--- Start Extracted records ---

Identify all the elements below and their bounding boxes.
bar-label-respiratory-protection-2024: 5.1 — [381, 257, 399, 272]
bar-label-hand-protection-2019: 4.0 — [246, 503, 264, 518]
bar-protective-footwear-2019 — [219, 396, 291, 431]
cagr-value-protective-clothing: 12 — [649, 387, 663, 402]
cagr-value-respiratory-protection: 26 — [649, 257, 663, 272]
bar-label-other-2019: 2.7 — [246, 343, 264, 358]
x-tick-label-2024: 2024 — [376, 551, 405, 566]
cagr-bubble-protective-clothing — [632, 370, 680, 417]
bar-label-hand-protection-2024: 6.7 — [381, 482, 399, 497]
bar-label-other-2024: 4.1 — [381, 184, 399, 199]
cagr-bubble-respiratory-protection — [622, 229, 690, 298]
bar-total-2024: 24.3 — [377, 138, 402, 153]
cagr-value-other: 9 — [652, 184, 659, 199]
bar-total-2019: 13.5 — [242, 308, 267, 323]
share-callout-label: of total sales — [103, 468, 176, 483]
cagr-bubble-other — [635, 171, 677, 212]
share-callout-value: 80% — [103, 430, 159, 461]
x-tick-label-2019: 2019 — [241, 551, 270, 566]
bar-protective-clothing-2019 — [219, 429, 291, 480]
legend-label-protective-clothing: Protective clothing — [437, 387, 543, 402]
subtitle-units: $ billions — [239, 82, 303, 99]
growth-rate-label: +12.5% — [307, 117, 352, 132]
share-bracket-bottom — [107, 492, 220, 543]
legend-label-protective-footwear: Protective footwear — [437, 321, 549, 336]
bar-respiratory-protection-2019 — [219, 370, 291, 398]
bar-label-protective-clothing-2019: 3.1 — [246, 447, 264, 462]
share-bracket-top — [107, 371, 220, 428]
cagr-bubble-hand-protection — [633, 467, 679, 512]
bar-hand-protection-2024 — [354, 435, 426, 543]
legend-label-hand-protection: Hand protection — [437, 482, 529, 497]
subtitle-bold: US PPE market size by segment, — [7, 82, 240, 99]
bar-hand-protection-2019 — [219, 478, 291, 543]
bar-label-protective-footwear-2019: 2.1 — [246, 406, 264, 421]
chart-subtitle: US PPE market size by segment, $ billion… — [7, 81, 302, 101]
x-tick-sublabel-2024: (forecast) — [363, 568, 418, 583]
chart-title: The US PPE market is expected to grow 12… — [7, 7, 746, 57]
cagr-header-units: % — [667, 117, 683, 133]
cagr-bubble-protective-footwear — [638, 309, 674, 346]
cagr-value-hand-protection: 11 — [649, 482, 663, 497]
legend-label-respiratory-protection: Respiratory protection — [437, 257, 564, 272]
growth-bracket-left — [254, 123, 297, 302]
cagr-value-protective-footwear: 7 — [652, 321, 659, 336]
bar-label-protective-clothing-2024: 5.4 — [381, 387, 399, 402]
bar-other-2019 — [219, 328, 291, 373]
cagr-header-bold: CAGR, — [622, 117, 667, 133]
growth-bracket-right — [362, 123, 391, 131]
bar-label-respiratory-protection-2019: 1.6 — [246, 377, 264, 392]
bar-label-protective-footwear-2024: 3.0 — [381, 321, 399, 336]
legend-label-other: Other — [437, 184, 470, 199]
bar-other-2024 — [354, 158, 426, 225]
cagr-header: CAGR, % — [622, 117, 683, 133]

--- End Extracted records ---
--- Start Extracted records ---

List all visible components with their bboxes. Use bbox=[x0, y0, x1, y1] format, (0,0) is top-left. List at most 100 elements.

--- End Extracted records ---

• _What you should do_
Rewrite the lines from the one containing "Identify all the" up to and including the one containing "bar-respiratory-protection-2019 — [219, 370, 291, 398]", replacing "bounding boxes" with "boxes" and leaving everything else unchanged.

• _Exercise response_
Identify all the elements below and their boxes.
bar-label-respiratory-protection-2024: 5.1 — [381, 257, 399, 272]
bar-label-hand-protection-2019: 4.0 — [246, 503, 264, 518]
bar-protective-footwear-2019 — [219, 396, 291, 431]
cagr-value-protective-clothing: 12 — [649, 387, 663, 402]
cagr-value-respiratory-protection: 26 — [649, 257, 663, 272]
bar-label-other-2019: 2.7 — [246, 343, 264, 358]
x-tick-label-2024: 2024 — [376, 551, 405, 566]
cagr-bubble-protective-clothing — [632, 370, 680, 417]
bar-label-hand-protection-2024: 6.7 — [381, 482, 399, 497]
bar-label-other-2024: 4.1 — [381, 184, 399, 199]
cagr-bubble-respiratory-protection — [622, 229, 690, 298]
bar-total-2024: 24.3 — [377, 138, 402, 153]
cagr-value-other: 9 — [652, 184, 659, 199]
bar-total-2019: 13.5 — [242, 308, 267, 323]
share-callout-label: of total sales — [103, 468, 176, 483]
cagr-bubble-other — [635, 171, 677, 212]
share-callout-value: 80% — [103, 430, 159, 461]
x-tick-label-2019: 2019 — [241, 551, 270, 566]
bar-protective-clothing-2019 — [219, 429, 291, 480]
legend-label-protective-clothing: Protective clothing — [437, 387, 543, 402]
subtitle-units: $ billions — [239, 82, 303, 99]
growth-rate-label: +12.5% — [307, 117, 352, 132]
share-bracket-bottom — [107, 492, 220, 543]
legend-label-protective-footwear: Protective footwear — [437, 321, 549, 336]
bar-respiratory-protection-2019 — [219, 370, 291, 398]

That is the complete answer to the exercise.